▼

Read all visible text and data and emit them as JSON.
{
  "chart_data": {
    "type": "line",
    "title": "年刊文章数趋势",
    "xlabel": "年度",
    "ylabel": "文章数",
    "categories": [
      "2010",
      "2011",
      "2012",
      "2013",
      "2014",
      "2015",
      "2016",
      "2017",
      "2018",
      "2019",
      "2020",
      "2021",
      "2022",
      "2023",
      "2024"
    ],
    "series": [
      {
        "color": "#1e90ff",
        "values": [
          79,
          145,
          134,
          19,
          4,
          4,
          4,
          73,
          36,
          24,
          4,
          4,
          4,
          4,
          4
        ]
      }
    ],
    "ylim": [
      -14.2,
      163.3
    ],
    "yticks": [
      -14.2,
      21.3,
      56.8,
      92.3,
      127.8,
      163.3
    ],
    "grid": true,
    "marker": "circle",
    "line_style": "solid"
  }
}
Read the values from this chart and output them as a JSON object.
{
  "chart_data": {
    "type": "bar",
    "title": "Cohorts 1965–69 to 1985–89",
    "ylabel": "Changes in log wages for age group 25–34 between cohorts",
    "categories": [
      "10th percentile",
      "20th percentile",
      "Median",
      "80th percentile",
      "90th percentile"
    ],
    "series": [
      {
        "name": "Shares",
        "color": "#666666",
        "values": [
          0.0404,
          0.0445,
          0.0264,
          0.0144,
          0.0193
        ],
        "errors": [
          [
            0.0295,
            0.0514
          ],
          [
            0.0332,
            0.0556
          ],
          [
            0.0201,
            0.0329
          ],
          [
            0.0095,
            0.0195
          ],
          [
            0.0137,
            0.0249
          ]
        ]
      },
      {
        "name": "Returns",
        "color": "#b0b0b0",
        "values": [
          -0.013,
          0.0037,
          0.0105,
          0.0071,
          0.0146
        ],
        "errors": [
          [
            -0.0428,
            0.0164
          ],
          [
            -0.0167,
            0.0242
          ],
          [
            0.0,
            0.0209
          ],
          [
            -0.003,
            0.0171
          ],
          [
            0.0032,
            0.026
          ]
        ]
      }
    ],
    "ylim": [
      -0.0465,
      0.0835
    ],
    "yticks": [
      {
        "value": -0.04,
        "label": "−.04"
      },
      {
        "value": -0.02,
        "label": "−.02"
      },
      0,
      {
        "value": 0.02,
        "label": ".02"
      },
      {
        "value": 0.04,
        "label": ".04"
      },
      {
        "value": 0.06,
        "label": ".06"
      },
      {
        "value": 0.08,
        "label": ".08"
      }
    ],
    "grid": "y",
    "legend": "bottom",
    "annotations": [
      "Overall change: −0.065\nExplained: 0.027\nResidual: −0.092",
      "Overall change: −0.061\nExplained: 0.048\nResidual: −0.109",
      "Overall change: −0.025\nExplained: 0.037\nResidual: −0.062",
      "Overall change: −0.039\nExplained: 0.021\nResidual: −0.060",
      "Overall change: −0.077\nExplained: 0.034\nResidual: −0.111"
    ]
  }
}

▲

- Stated problem: The entries above must be returned in full, exactly as shown.

- Answer below:
Read all visible text and data and emit them as JSON.
{
  "chart_data": {
    "type": "line",
    "title": "年刊文章数趋势",
    "xlabel": "年度",
    "ylabel": "文章数",
    "categories": [
      "2010",
      "2011",
      "2012",
      "2013",
      "2014",
      "2015",
      "2016",
      "2017",
      "2018",
      "2019",
      "2020",
      "2021",
      "2022",
      "2023",
      "2024"
    ],
    "series": [
      {
        "color": "#1e90ff",
        "values": [
          79,
          145,
          134,
          19,
          4,
          4,
          4,
          73,
          36,
          24,
          4,
          4,
          4,
          4,
          4
        ]
      }
    ],
    "ylim": [
      -14.2,
      163.3
    ],
    "yticks": [
      -14.2,
      21.3,
      56.8,
      92.3,
      127.8,
      163.3
    ],
    "grid": true,
    "marker": "circle",
    "line_style": "solid"
  }
}
Read the values from this chart and output them as a JSON object.
{
  "chart_data": {
    "type": "bar",
    "title": "Cohorts 1965–69 to 1985–89",
    "ylabel": "Changes in log wages for age group 25–34 between cohorts",
    "categories": [
      "10th percentile",
      "20th percentile",
      "Median",
      "80th percentile",
      "90th percentile"
    ],
    "series": [
      {
        "name": "Shares",
        "color": "#666666",
        "values": [
          0.0404,
          0.0445,
          0.0264,
          0.0144,
          0.0193
        ],
        "errors": [
          [
            0.0295,
            0.0514
          ],
          [
            0.0332,
            0.0556
          ],
          [
            0.0201,
            0.0329
          ],
          [
            0.0095,
            0.0195
          ],
          [
            0.0137,
            0.0249
          ]
        ]
      },
      {
        "name": "Returns",
        "color": "#b0b0b0",
        "values": [
          -0.013,
          0.0037,
          0.0105,
          0.0071,
          0.0146
        ],
        "errors": [
          [
            -0.0428,
            0.0164
          ],
          [
            -0.0167,
            0.0242
          ],
          [
            0.0,
            0.0209
          ],
          [
            -0.003,
            0.0171
          ],
          [
            0.0032,
            0.026
          ]
        ]
      }
    ],
    "ylim": [
      -0.0465,
      0.0835
    ],
    "yticks": [
      {
        "value": -0.04,
        "label": "−.04"
      },
      {
        "value": -0.02,
        "label": "−.02"
      },
      0,
      {
        "value": 0.02,
        "label": ".02"
      },
      {
        "value": 0.04,
        "label": ".04"
      },
      {
        "value": 0.06,
        "label": ".06"
      },
      {
        "value": 0.08,
        "label": ".08"
      }
    ],
    "grid": "y",
    "legend": "bottom",
    "annotations": [
      "Overall change: −0.065\nExplained: 0.027\nResidual: −0.092",
      "Overall change: −0.061\nExplained: 0.048\nResidual: −0.109",
      "Overall change: −0.025\nExplained: 0.037\nResidual: −0.062",
      "Overall change: −0.039\nExplained: 0.021\nResidual: −0.060",
      "Overall change: −0.077\nExplained: 0.034\nResidual: −0.111"
    ]
  }
}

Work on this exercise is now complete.